## OBJECTIVE:
Make an exact copy of all the entries below, with the pictures left out.

======== RECORDS TO PROCESS ========

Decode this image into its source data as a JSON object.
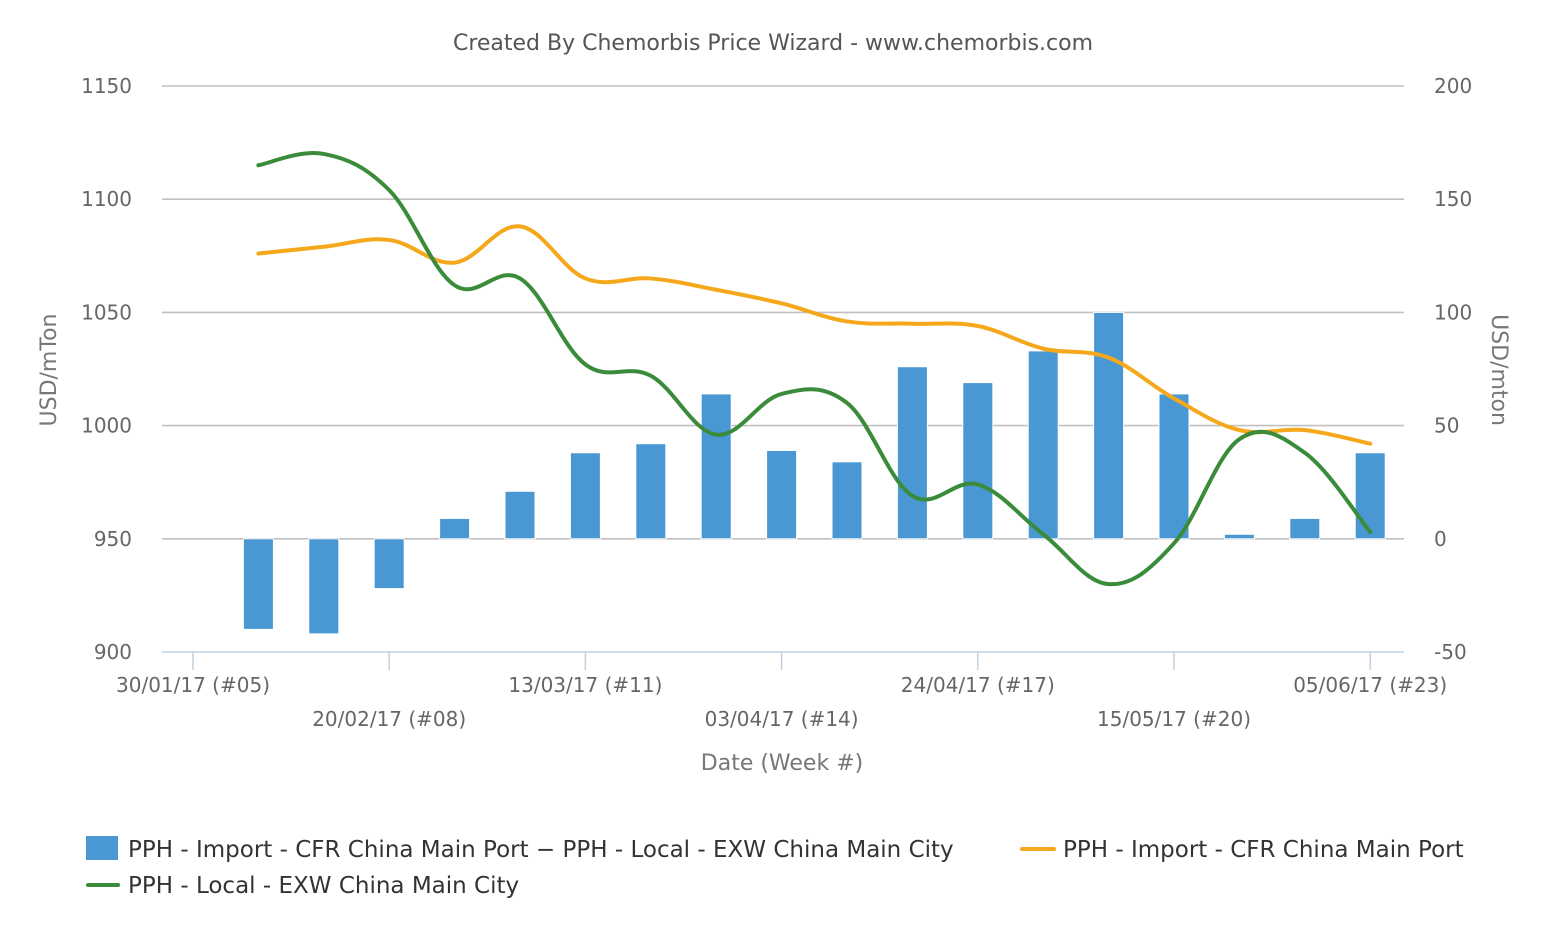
{
  "chart_data": {
    "type": "bar+line",
    "title": "Created By Chemorbis Price Wizard - www.chemorbis.com",
    "xlabel": "Date (Week #)",
    "ylabel_left": "USD/mTon",
    "ylabel_right": "USD/mton",
    "ylim_left": [
      900,
      1150
    ],
    "ylim_right": [
      -50,
      200
    ],
    "yticks_left": [
      "900",
      "950",
      "1000",
      "1050",
      "1100",
      "1150"
    ],
    "yticks_right": [
      "-50",
      "0",
      "50",
      "100",
      "150",
      "200"
    ],
    "grid": true,
    "legend_position": "bottom",
    "x_tick_labels": [
      {
        "week": 5,
        "label": "30/01/17 (#05)",
        "row": 1
      },
      {
        "week": 8,
        "label": "20/02/17 (#08)",
        "row": 2
      },
      {
        "week": 11,
        "label": "13/03/17 (#11)",
        "row": 1
      },
      {
        "week": 14,
        "label": "03/04/17 (#14)",
        "row": 2
      },
      {
        "week": 17,
        "label": "24/04/17 (#17)",
        "row": 1
      },
      {
        "week": 20,
        "label": "15/05/17 (#20)",
        "row": 2
      },
      {
        "week": 23,
        "label": "05/06/17 (#23)",
        "row": 1
      }
    ],
    "weeks": [
      6,
      7,
      8,
      9,
      10,
      11,
      12,
      13,
      14,
      15,
      16,
      17,
      18,
      19,
      20,
      21,
      22,
      23
    ],
    "series": [
      {
        "name": "PPH - Import - CFR China Main Port − PPH - Local - EXW China Main City",
        "kind": "bar",
        "axis": "right",
        "color": "#4a98d3",
        "values": [
          -40,
          -42,
          -22,
          9,
          21,
          38,
          42,
          64,
          39,
          34,
          76,
          69,
          83,
          100,
          64,
          2,
          9,
          38
        ]
      },
      {
        "name": "PPH - Import - CFR China Main Port",
        "kind": "line",
        "axis": "left",
        "color": "#f5a81c",
        "values": [
          1076,
          1079,
          1082,
          1072,
          1088,
          1065,
          1065,
          1060,
          1054,
          1046,
          1045,
          1044,
          1034,
          1030,
          1012,
          998,
          998,
          992
        ]
      },
      {
        "name": "PPH - Local - EXW China Main City",
        "kind": "line",
        "axis": "left",
        "color": "#3a8c3a",
        "values": [
          1115,
          1120,
          1104,
          1062,
          1065,
          1027,
          1022,
          996,
          1014,
          1010,
          969,
          974,
          952,
          930,
          948,
          994,
          988,
          953
        ]
      }
    ]
  }
}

========

## OUTPUT FOR THIS EXERCISE:
Decode this image into its source data as a JSON object.
{
  "chart_data": {
    "type": "bar+line",
    "title": "Created By Chemorbis Price Wizard - www.chemorbis.com",
    "xlabel": "Date (Week #)",
    "ylabel_left": "USD/mTon",
    "ylabel_right": "USD/mton",
    "ylim_left": [
      900,
      1150
    ],
    "ylim_right": [
      -50,
      200
    ],
    "yticks_left": [
      "900",
      "950",
      "1000",
      "1050",
      "1100",
      "1150"
    ],
    "yticks_right": [
      "-50",
      "0",
      "50",
      "100",
      "150",
      "200"
    ],
    "grid": true,
    "legend_position": "bottom",
    "x_tick_labels": [
      {
        "week": 5,
        "label": "30/01/17 (#05)",
        "row": 1
      },
      {
        "week": 8,
        "label": "20/02/17 (#08)",
        "row": 2
      },
      {
        "week": 11,
        "label": "13/03/17 (#11)",
        "row": 1
      },
      {
        "week": 14,
        "label": "03/04/17 (#14)",
        "row": 2
      },
      {
        "week": 17,
        "label": "24/04/17 (#17)",
        "row": 1
      },
      {
        "week": 20,
        "label": "15/05/17 (#20)",
        "row": 2
      },
      {
        "week": 23,
        "label": "05/06/17 (#23)",
        "row": 1
      }
    ],
    "weeks": [
      6,
      7,
      8,
      9,
      10,
      11,
      12,
      13,
      14,
      15,
      16,
      17,
      18,
      19,
      20,
      21,
      22,
      23
    ],
    "series": [
      {
        "name": "PPH - Import - CFR China Main Port − PPH - Local - EXW China Main City",
        "kind": "bar",
        "axis": "right",
        "color": "#4a98d3",
        "values": [
          -40,
          -42,
          -22,
          9,
          21,
          38,
          42,
          64,
          39,
          34,
          76,
          69,
          83,
          100,
          64,
          2,
          9,
          38
        ]
      },
      {
        "name": "PPH - Import - CFR China Main Port",
        "kind": "line",
        "axis": "left",
        "color": "#f5a81c",
        "values": [
          1076,
          1079,
          1082,
          1072,
          1088,
          1065,
          1065,
          1060,
          1054,
          1046,
          1045,
          1044,
          1034,
          1030,
          1012,
          998,
          998,
          992
        ]
      },
      {
        "name": "PPH - Local - EXW China Main City",
        "kind": "line",
        "axis": "left",
        "color": "#3a8c3a",
        "values": [
          1115,
          1120,
          1104,
          1062,
          1065,
          1027,
          1022,
          996,
          1014,
          1010,
          969,
          974,
          952,
          930,
          948,
          994,
          988,
          953
        ]
      }
    ]
  }
}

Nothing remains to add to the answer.